Task goal: Reproduce all lines of the listing below in which the word "white" occurs.

((

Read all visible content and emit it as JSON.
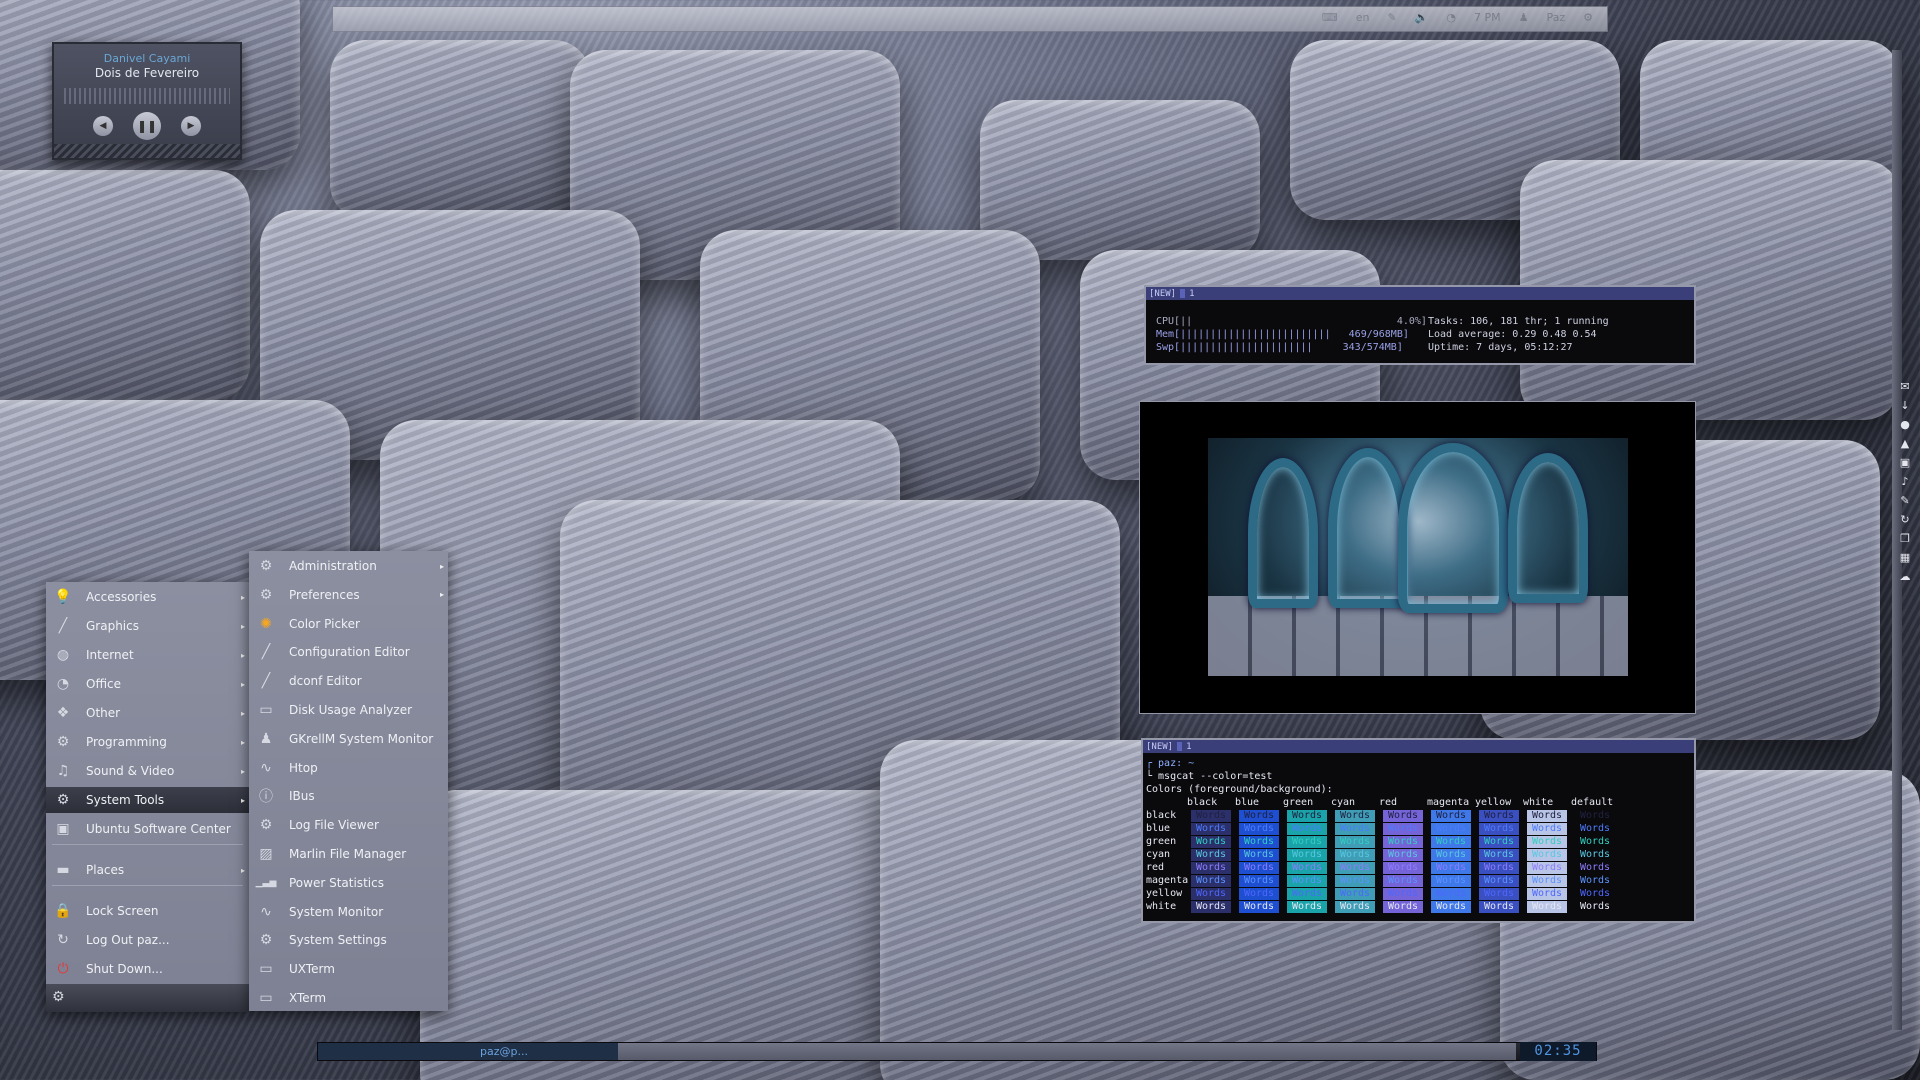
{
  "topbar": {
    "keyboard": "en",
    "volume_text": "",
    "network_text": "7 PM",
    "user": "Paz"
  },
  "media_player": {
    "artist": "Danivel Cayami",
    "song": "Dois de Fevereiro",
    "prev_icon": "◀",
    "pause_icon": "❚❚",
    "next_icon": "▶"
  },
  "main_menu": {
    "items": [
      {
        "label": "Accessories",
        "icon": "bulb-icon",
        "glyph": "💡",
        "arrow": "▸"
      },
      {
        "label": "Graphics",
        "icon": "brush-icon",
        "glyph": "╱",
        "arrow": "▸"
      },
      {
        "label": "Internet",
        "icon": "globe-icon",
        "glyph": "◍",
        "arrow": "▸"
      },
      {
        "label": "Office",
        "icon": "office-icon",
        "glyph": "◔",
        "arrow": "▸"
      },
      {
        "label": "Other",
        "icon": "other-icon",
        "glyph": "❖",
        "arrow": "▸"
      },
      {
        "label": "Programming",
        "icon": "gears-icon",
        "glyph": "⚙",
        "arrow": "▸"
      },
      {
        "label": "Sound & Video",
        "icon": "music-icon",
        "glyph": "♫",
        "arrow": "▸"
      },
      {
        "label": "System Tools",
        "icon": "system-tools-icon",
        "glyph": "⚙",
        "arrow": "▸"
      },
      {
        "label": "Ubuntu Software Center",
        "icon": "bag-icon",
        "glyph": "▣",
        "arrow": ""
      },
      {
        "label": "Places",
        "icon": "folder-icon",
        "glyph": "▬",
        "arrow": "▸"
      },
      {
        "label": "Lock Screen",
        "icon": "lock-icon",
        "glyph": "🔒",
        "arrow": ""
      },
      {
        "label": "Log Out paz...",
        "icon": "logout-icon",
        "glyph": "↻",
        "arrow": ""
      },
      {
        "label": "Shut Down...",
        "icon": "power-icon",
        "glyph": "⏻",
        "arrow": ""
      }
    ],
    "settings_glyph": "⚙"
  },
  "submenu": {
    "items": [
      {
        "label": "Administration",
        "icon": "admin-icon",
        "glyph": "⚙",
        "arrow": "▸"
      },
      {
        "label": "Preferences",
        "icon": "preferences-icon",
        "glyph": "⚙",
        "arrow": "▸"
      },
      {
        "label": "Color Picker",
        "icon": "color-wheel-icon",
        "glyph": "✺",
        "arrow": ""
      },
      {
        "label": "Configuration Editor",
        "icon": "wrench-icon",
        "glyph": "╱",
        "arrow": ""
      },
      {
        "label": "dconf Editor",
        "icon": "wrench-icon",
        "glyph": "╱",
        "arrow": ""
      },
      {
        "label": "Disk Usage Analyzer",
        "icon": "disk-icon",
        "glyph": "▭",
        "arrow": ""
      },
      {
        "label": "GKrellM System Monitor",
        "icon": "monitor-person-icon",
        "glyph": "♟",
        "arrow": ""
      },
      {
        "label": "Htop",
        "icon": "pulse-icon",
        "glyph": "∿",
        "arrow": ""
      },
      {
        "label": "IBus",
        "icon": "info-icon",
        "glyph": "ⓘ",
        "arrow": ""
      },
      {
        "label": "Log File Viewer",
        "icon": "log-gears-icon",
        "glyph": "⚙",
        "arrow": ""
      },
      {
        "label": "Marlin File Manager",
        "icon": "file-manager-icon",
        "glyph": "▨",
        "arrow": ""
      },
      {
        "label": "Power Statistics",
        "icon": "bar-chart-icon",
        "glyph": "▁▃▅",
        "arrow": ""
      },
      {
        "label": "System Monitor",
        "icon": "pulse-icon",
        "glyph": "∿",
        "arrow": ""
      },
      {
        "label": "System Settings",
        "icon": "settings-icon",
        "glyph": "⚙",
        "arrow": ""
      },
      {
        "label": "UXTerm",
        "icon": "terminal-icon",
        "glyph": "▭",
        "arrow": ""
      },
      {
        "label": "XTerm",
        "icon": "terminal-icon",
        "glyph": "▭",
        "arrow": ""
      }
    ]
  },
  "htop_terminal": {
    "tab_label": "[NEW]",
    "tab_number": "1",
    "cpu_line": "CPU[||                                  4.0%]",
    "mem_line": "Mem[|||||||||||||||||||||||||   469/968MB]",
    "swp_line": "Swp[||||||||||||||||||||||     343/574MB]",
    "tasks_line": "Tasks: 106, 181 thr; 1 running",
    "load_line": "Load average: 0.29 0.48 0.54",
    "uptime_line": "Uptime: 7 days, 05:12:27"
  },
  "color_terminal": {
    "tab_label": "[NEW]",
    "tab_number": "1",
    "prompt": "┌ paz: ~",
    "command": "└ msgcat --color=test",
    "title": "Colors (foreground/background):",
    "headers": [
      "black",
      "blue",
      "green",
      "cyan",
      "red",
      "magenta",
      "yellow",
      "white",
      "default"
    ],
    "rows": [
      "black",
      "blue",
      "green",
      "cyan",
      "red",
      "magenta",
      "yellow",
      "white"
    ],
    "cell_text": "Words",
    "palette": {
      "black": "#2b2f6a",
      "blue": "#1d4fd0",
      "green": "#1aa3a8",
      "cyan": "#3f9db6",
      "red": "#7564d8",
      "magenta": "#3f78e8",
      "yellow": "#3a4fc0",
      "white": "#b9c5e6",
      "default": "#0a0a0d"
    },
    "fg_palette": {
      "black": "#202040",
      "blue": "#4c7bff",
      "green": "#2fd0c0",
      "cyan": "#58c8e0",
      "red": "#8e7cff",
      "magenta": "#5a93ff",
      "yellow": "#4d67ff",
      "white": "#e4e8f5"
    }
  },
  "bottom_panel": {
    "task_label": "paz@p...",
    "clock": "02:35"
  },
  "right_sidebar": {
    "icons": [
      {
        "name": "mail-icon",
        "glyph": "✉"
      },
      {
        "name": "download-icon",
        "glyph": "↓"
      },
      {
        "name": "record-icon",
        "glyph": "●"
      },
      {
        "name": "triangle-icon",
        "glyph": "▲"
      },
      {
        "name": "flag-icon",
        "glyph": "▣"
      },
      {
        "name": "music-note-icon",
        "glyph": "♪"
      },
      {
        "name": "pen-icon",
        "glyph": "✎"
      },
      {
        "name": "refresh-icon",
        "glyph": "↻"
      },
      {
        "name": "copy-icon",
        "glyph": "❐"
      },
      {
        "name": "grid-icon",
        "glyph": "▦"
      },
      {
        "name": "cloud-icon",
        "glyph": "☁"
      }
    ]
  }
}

))

Exercise solution:
      "white",
      "white"
      "white": "#b9c5e6",
      "white": "#e4e8f5"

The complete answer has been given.